Job ▸ Copy out all the entries word for word.

Data to process ▸
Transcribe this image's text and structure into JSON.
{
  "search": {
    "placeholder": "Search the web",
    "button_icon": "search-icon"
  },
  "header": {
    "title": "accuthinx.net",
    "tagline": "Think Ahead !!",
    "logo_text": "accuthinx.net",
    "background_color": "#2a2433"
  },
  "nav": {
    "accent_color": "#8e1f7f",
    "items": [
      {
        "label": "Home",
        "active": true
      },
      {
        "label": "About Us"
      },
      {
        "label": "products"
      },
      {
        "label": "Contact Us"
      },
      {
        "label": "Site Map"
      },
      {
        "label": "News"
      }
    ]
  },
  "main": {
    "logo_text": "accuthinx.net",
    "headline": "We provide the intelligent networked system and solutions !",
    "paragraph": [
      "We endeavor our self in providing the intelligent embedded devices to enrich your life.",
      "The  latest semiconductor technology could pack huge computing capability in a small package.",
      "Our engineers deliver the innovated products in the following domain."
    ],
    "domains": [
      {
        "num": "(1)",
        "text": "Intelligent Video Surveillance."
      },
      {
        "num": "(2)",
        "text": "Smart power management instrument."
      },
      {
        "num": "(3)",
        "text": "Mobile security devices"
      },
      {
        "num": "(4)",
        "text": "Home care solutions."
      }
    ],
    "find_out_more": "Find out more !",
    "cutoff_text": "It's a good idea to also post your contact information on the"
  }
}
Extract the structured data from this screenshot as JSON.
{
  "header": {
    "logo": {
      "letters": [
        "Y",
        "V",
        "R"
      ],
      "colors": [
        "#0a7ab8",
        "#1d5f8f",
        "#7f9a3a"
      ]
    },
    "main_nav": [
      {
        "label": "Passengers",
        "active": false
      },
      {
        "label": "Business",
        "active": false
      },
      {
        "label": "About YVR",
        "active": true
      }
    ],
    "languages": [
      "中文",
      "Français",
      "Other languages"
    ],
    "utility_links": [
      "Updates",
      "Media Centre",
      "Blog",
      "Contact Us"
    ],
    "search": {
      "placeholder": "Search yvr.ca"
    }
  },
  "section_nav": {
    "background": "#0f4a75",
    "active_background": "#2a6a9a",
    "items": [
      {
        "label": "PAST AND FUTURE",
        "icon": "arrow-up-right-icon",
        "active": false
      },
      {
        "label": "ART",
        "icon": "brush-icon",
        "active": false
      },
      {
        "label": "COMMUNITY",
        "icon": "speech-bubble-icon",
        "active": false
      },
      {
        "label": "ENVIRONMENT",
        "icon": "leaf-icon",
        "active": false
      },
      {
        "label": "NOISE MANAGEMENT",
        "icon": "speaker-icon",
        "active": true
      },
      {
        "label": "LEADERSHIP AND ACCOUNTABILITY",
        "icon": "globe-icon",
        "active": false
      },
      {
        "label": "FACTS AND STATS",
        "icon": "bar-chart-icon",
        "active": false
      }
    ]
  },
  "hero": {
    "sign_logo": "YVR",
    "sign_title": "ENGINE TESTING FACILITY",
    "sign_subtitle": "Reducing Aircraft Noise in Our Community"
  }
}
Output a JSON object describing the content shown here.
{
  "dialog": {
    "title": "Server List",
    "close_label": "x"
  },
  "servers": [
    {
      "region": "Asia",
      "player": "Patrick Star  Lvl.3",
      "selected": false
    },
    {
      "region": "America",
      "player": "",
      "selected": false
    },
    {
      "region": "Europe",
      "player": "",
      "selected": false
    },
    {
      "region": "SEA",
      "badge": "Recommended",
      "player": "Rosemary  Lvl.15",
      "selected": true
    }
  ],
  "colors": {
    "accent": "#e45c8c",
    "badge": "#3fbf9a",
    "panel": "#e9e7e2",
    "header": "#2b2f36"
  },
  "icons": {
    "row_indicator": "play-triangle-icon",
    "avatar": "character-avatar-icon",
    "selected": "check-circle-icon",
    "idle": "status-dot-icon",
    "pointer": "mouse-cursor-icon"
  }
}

Task response ▸
Transcribe this image's text and structure into JSON.
{
  "search": {
    "placeholder": "Search the web",
    "button_icon": "search-icon"
  },
  "header": {
    "title": "accuthinx.net",
    "tagline": "Think Ahead !!",
    "logo_text": "accuthinx.net",
    "background_color": "#2a2433"
  },
  "nav": {
    "accent_color": "#8e1f7f",
    "items": [
      {
        "label": "Home",
        "active": true
      },
      {
        "label": "About Us"
      },
      {
        "label": "products"
      },
      {
        "label": "Contact Us"
      },
      {
        "label": "Site Map"
      },
      {
        "label": "News"
      }
    ]
  },
  "main": {
    "logo_text": "accuthinx.net",
    "headline": "We provide the intelligent networked system and solutions !",
    "paragraph": [
      "We endeavor our self in providing the intelligent embedded devices to enrich your life.",
      "The  latest semiconductor technology could pack huge computing capability in a small package.",
      "Our engineers deliver the innovated products in the following domain."
    ],
    "domains": [
      {
        "num": "(1)",
        "text": "Intelligent Video Surveillance."
      },
      {
        "num": "(2)",
        "text": "Smart power management instrument."
      },
      {
        "num": "(3)",
        "text": "Mobile security devices"
      },
      {
        "num": "(4)",
        "text": "Home care solutions."
      }
    ],
    "find_out_more": "Find out more !",
    "cutoff_text": "It's a good idea to also post your contact information on the"
  }
}
Extract the structured data from this screenshot as JSON.
{
  "header": {
    "logo": {
      "letters": [
        "Y",
        "V",
        "R"
      ],
      "colors": [
        "#0a7ab8",
        "#1d5f8f",
        "#7f9a3a"
      ]
    },
    "main_nav": [
      {
        "label": "Passengers",
        "active": false
      },
      {
        "label": "Business",
        "active": false
      },
      {
        "label": "About YVR",
        "active": true
      }
    ],
    "languages": [
      "中文",
      "Français",
      "Other languages"
    ],
    "utility_links": [
      "Updates",
      "Media Centre",
      "Blog",
      "Contact Us"
    ],
    "search": {
      "placeholder": "Search yvr.ca"
    }
  },
  "section_nav": {
    "background": "#0f4a75",
    "active_background": "#2a6a9a",
    "items": [
      {
        "label": "PAST AND FUTURE",
        "icon": "arrow-up-right-icon",
        "active": false
      },
      {
        "label": "ART",
        "icon": "brush-icon",
        "active": false
      },
      {
        "label": "COMMUNITY",
        "icon": "speech-bubble-icon",
        "active": false
      },
      {
        "label": "ENVIRONMENT",
        "icon": "leaf-icon",
        "active": false
      },
      {
        "label": "NOISE MANAGEMENT",
        "icon": "speaker-icon",
        "active": true
      },
      {
        "label": "LEADERSHIP AND ACCOUNTABILITY",
        "icon": "globe-icon",
        "active": false
      },
      {
        "label": "FACTS AND STATS",
        "icon": "bar-chart-icon",
        "active": false
      }
    ]
  },
  "hero": {
    "sign_logo": "YVR",
    "sign_title": "ENGINE TESTING FACILITY",
    "sign_subtitle": "Reducing Aircraft Noise in Our Community"
  }
}
Output a JSON object describing the content shown here.
{
  "dialog": {
    "title": "Server List",
    "close_label": "x"
  },
  "servers": [
    {
      "region": "Asia",
      "player": "Patrick Star  Lvl.3",
      "selected": false
    },
    {
      "region": "America",
      "player": "",
      "selected": false
    },
    {
      "region": "Europe",
      "player": "",
      "selected": false
    },
    {
      "region": "SEA",
      "badge": "Recommended",
      "player": "Rosemary  Lvl.15",
      "selected": true
    }
  ],
  "colors": {
    "accent": "#e45c8c",
    "badge": "#3fbf9a",
    "panel": "#e9e7e2",
    "header": "#2b2f36"
  },
  "icons": {
    "row_indicator": "play-triangle-icon",
    "avatar": "character-avatar-icon",
    "selected": "check-circle-icon",
    "idle": "status-dot-icon",
    "pointer": "mouse-cursor-icon"
  }
}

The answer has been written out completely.